— Begin —

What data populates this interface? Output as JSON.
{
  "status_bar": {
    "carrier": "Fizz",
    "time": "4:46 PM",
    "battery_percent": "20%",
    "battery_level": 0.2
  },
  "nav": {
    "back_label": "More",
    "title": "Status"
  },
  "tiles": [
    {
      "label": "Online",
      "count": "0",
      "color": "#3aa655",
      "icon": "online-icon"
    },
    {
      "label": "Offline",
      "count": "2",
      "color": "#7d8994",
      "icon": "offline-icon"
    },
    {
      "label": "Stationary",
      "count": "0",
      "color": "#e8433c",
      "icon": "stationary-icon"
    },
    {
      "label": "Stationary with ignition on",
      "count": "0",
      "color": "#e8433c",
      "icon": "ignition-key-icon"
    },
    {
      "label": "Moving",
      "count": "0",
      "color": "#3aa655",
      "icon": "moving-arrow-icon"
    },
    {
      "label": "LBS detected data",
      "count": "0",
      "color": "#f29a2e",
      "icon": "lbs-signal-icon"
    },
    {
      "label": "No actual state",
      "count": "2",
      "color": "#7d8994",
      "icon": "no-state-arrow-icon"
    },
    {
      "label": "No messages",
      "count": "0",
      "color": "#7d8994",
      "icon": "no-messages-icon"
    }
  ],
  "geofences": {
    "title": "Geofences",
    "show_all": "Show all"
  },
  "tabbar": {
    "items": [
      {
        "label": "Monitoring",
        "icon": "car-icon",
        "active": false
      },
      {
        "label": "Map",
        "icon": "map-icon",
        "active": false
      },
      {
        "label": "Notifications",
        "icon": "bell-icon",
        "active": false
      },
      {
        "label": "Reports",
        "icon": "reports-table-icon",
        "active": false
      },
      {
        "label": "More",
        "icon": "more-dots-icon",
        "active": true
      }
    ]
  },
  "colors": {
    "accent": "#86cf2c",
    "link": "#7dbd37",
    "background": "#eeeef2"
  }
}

— End —

→ **TASK DIRECTIONS**
Search the data for "arrow". Copy every matching line.

→ **SOLVED EXERCISE**
      "icon": "moving-arrow-icon"
      "icon": "no-state-arrow-icon"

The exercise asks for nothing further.